■ YOUR GOAL
Return the material exactly as supplied, apart from the pictures, which are omitted.

Part of a data file
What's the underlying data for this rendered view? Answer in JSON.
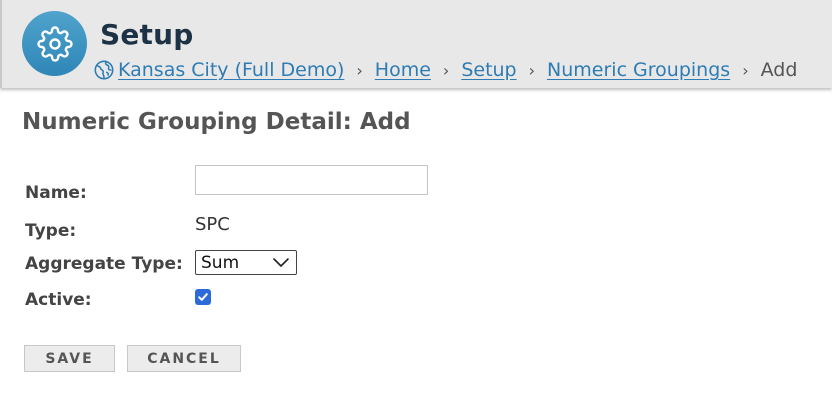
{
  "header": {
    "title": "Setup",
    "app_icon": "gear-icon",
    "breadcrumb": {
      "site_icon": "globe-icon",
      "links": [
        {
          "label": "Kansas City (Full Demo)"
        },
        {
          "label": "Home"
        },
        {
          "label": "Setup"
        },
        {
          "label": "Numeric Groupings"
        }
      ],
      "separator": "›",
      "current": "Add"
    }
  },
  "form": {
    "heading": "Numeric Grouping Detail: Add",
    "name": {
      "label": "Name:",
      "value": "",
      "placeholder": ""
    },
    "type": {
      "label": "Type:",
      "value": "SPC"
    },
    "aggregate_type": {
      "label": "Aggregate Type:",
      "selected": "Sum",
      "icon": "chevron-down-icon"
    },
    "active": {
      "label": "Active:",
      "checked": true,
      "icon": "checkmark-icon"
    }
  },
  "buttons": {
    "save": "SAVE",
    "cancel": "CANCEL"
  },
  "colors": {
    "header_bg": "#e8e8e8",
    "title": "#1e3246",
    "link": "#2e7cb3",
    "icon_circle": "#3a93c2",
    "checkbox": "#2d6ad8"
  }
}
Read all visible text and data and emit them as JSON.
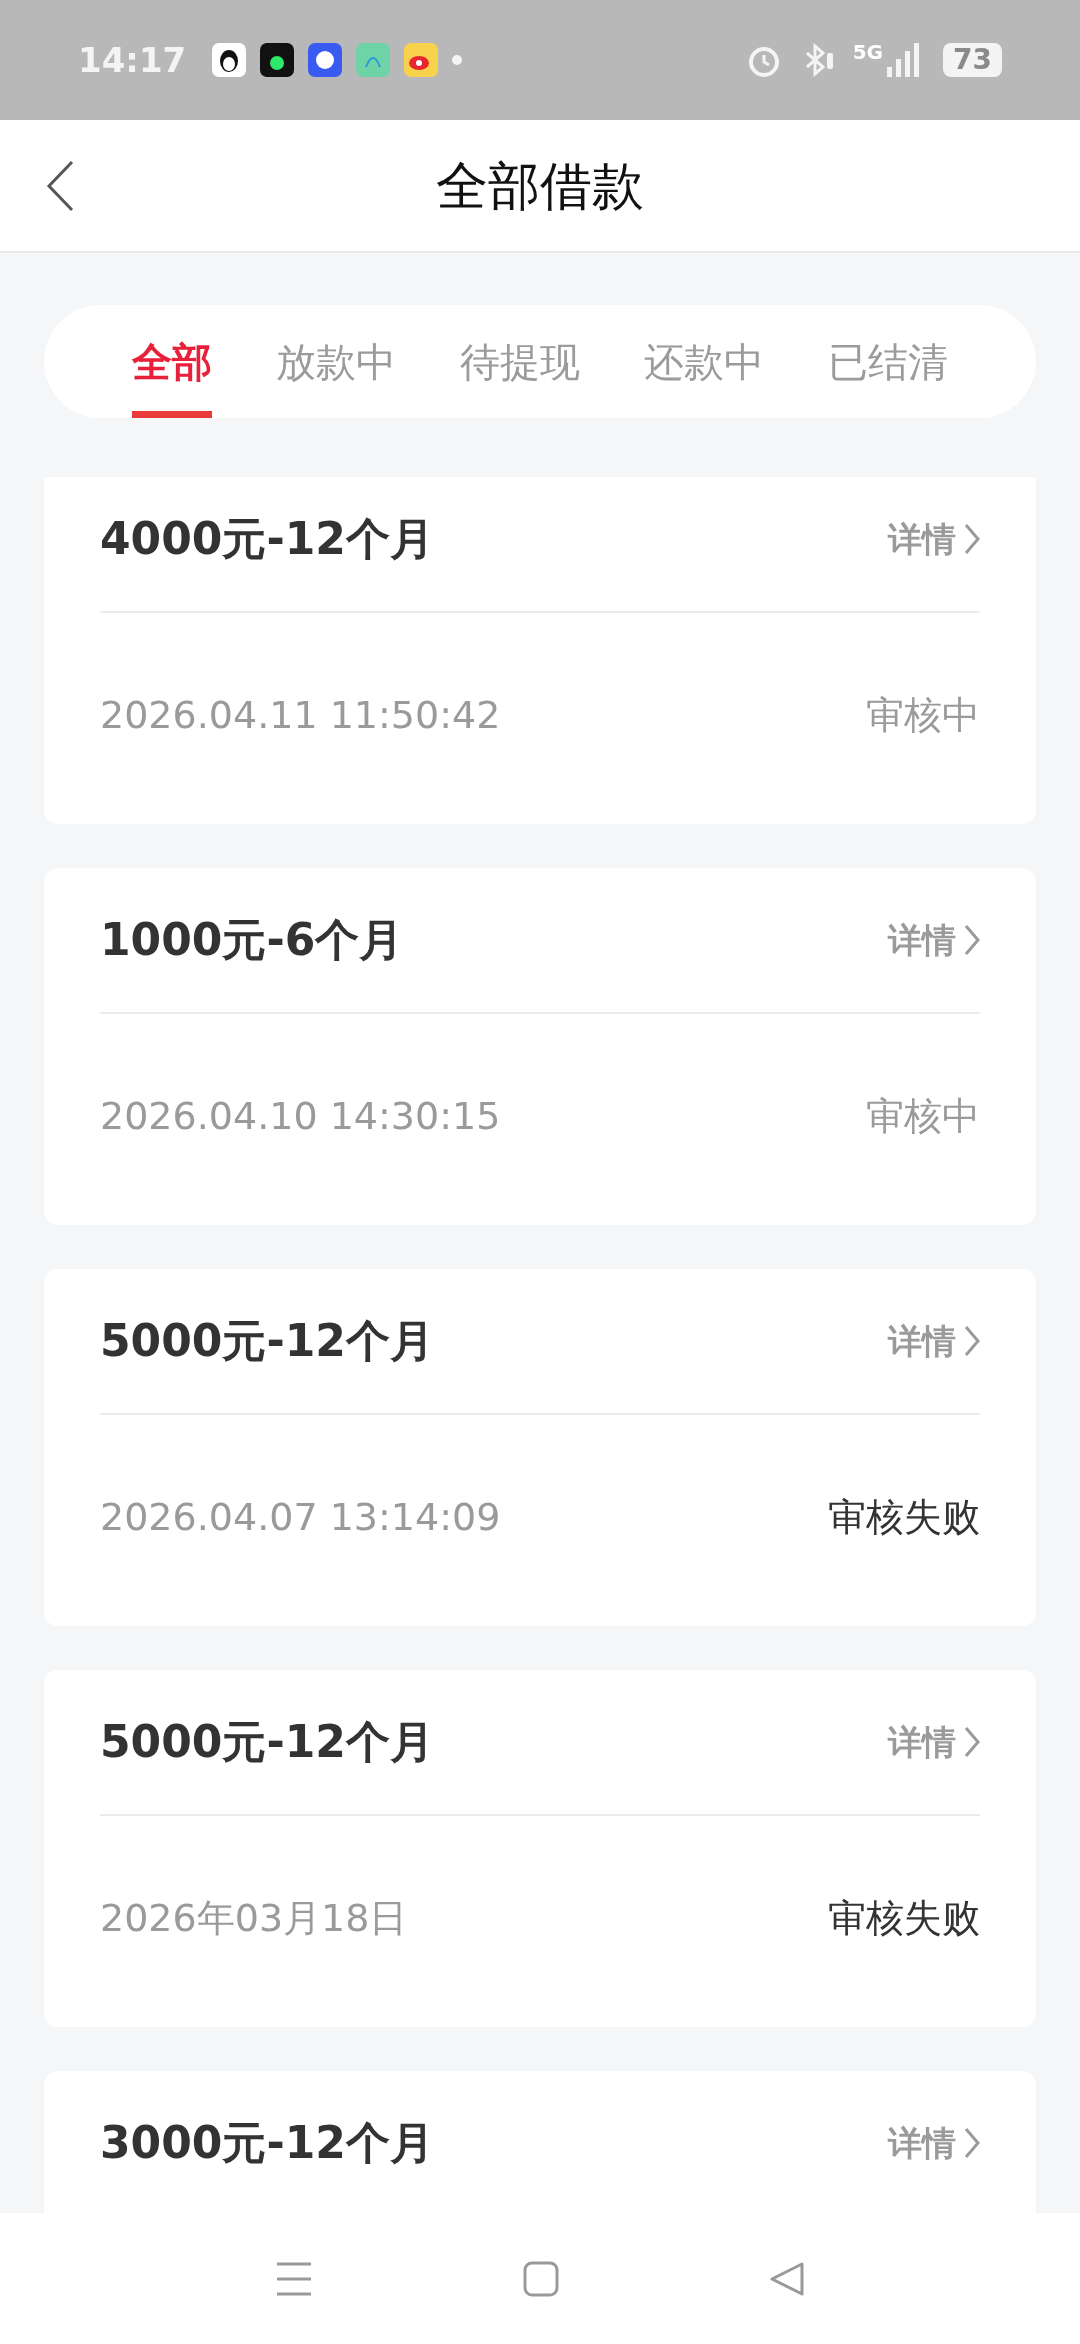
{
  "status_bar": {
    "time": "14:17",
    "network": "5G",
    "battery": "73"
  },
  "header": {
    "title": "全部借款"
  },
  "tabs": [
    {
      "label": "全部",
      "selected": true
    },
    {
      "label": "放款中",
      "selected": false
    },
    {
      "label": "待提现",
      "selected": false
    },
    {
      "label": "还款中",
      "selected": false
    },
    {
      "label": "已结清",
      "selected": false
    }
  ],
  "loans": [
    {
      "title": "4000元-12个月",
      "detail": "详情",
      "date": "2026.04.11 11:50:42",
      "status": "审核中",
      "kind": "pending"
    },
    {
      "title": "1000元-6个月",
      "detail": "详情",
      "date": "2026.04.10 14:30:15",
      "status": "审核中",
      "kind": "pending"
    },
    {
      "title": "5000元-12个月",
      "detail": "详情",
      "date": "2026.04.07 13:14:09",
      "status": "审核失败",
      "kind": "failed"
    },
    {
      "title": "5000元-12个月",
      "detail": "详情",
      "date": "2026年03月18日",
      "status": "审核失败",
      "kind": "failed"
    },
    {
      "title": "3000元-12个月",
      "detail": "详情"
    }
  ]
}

■ TASK SOLUTION
What's the underlying data for this rendered view? Answer in JSON.
{
  "header": {
    "title": "Setup",
    "app_icon": "gear-icon",
    "breadcrumb": {
      "site_icon": "globe-icon",
      "links": [
        {
          "label": "Kansas City (Full Demo)"
        },
        {
          "label": "Home"
        },
        {
          "label": "Setup"
        },
        {
          "label": "Numeric Groupings"
        }
      ],
      "separator": "›",
      "current": "Add"
    }
  },
  "form": {
    "heading": "Numeric Grouping Detail: Add",
    "name": {
      "label": "Name:",
      "value": "",
      "placeholder": ""
    },
    "type": {
      "label": "Type:",
      "value": "SPC"
    },
    "aggregate_type": {
      "label": "Aggregate Type:",
      "selected": "Sum",
      "icon": "chevron-down-icon"
    },
    "active": {
      "label": "Active:",
      "checked": true,
      "icon": "checkmark-icon"
    }
  },
  "buttons": {
    "save": "SAVE",
    "cancel": "CANCEL"
  },
  "colors": {
    "header_bg": "#e8e8e8",
    "title": "#1e3246",
    "link": "#2e7cb3",
    "icon_circle": "#3a93c2",
    "checkbox": "#2d6ad8"
  }
}
Read all visible text and data and emit them as JSON.
{
  "status_bar": {
    "time": "14:17",
    "network": "5G",
    "battery": "73"
  },
  "header": {
    "title": "全部借款"
  },
  "tabs": [
    {
      "label": "全部",
      "selected": true
    },
    {
      "label": "放款中",
      "selected": false
    },
    {
      "label": "待提现",
      "selected": false
    },
    {
      "label": "还款中",
      "selected": false
    },
    {
      "label": "已结清",
      "selected": false
    }
  ],
  "loans": [
    {
      "title": "4000元-12个月",
      "detail": "详情",
      "date": "2026.04.11 11:50:42",
      "status": "审核中",
      "kind": "pending"
    },
    {
      "title": "1000元-6个月",
      "detail": "详情",
      "date": "2026.04.10 14:30:15",
      "status": "审核中",
      "kind": "pending"
    },
    {
      "title": "5000元-12个月",
      "detail": "详情",
      "date": "2026.04.07 13:14:09",
      "status": "审核失败",
      "kind": "failed"
    },
    {
      "title": "5000元-12个月",
      "detail": "详情",
      "date": "2026年03月18日",
      "status": "审核失败",
      "kind": "failed"
    },
    {
      "title": "3000元-12个月",
      "detail": "详情"
    }
  ]
}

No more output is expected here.